* _The request_
Determine the number of lines in the listing below where the string "screenshot" occurs; answer with the number alone.

[Data entries for graphics]

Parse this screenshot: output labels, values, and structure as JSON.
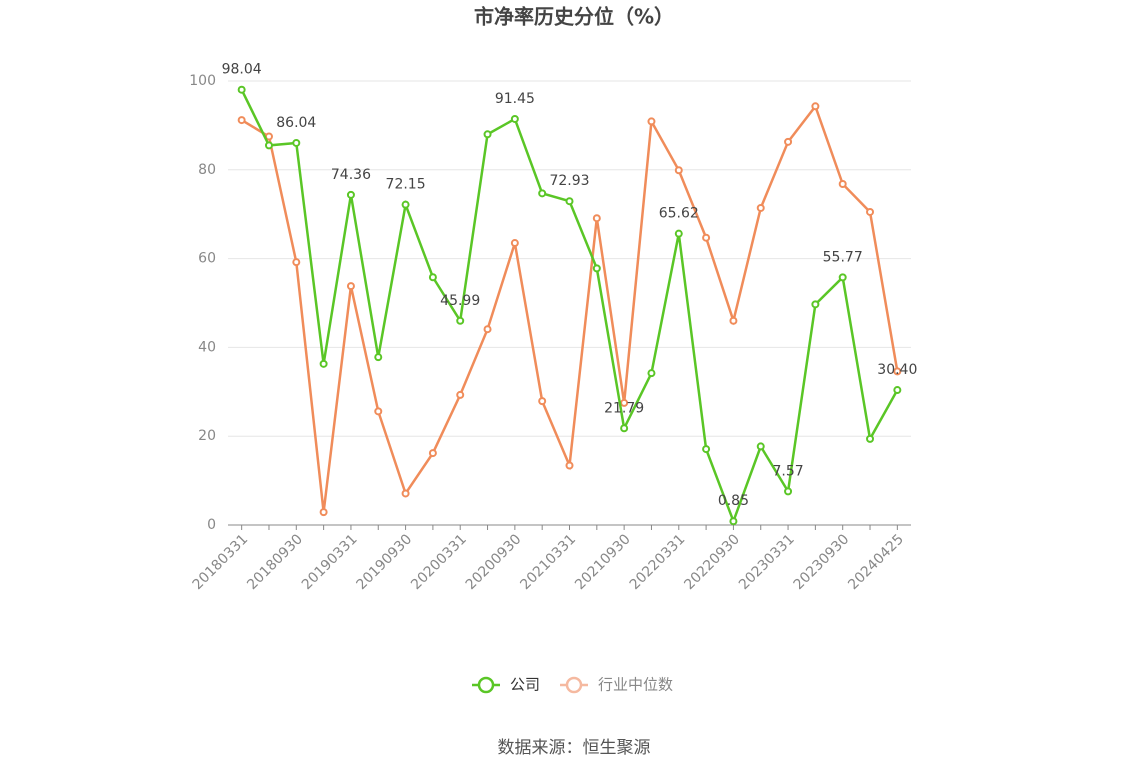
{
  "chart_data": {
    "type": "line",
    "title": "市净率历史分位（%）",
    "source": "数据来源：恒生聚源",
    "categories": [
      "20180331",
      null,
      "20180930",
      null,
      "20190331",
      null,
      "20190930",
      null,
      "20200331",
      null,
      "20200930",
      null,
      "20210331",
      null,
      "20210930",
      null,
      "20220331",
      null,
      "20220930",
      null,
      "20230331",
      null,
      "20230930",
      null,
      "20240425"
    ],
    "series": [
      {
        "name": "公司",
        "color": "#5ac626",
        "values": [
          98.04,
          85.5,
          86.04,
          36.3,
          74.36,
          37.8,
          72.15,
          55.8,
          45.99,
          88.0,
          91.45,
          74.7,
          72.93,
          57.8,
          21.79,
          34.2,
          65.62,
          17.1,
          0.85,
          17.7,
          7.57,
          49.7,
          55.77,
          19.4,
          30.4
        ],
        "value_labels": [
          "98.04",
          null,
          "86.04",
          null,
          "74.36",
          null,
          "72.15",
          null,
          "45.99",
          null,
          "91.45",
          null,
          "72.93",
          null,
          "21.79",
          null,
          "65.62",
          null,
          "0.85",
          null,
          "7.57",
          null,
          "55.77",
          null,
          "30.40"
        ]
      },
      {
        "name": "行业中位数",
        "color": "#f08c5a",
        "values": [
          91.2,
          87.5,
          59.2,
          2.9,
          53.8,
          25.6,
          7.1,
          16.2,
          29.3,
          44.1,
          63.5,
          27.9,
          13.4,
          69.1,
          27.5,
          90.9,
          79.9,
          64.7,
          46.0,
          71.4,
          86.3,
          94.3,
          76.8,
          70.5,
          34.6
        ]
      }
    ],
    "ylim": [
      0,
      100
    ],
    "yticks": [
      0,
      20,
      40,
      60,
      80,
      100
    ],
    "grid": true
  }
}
==
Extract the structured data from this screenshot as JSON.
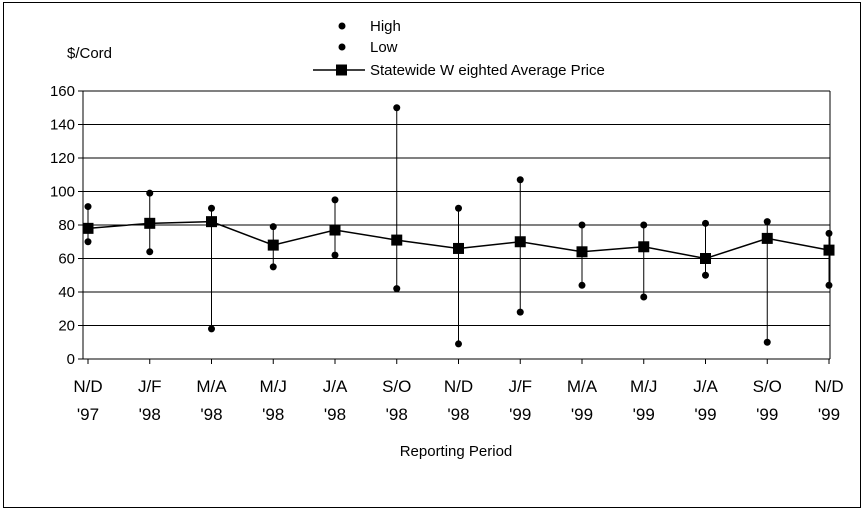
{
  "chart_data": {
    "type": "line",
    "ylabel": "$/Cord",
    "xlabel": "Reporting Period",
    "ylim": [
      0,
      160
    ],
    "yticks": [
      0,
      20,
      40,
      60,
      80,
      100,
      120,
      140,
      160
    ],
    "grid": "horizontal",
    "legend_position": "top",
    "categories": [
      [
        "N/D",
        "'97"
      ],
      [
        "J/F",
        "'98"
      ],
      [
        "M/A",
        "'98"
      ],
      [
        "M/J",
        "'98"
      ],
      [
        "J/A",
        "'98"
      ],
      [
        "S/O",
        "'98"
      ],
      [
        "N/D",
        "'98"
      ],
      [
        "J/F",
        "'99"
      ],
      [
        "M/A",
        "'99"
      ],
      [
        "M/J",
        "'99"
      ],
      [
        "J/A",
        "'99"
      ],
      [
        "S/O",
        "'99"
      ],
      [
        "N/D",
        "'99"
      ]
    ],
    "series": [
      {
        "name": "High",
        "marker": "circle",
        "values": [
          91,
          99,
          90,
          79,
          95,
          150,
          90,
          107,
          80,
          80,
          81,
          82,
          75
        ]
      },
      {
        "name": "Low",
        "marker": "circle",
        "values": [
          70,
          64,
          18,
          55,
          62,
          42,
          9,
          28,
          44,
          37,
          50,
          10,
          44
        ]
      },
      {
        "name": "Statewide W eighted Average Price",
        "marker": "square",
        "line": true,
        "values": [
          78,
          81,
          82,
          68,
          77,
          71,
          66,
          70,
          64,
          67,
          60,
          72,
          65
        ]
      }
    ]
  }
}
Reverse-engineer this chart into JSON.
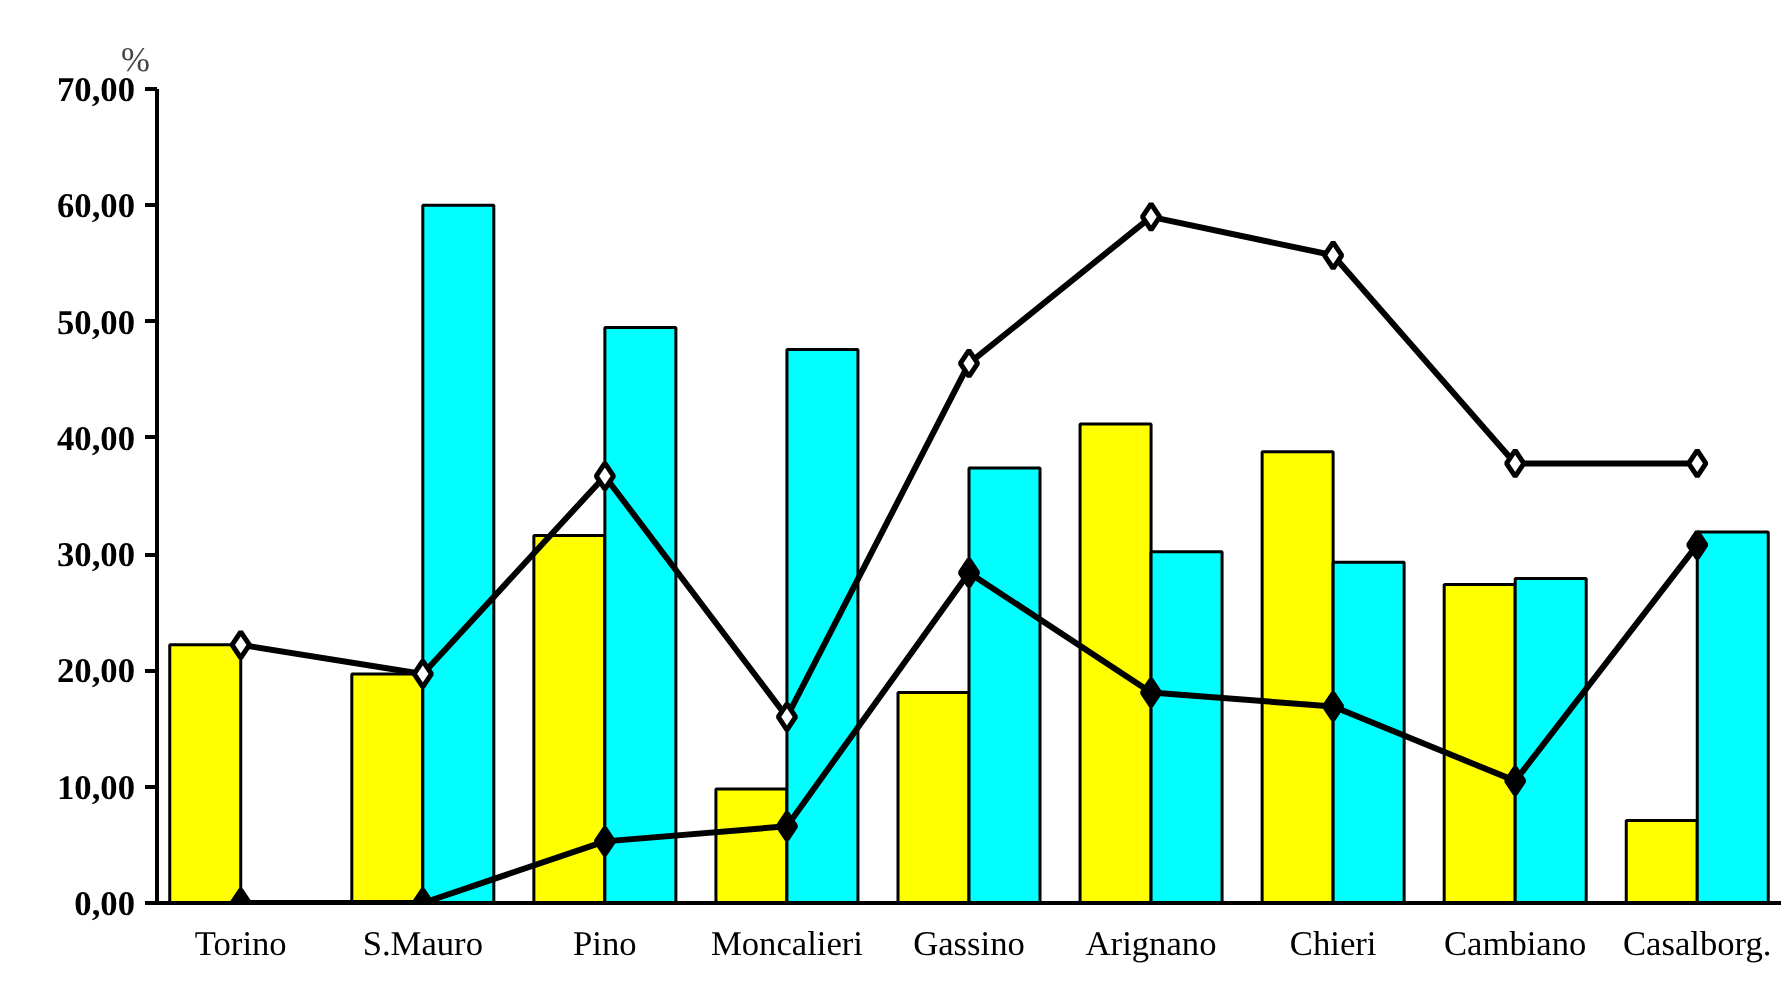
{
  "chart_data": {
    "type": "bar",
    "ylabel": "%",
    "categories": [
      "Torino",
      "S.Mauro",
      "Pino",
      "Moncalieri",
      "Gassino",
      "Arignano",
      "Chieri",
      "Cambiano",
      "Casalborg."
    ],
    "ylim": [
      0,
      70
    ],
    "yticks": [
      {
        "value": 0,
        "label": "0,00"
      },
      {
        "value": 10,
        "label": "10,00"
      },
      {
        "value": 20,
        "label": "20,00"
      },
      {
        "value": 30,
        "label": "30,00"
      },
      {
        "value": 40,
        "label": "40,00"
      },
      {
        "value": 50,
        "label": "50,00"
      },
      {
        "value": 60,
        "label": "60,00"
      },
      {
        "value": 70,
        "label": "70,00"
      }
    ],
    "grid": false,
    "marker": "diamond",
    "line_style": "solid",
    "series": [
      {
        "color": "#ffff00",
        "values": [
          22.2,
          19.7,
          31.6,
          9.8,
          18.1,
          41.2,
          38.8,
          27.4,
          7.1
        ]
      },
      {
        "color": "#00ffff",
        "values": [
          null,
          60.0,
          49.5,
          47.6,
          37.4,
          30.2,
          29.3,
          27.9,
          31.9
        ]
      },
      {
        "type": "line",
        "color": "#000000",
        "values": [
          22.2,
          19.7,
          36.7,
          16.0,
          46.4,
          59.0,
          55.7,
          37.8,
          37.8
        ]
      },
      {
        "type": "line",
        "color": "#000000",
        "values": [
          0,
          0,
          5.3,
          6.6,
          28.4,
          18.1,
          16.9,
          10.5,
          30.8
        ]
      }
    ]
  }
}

* _Full output_
2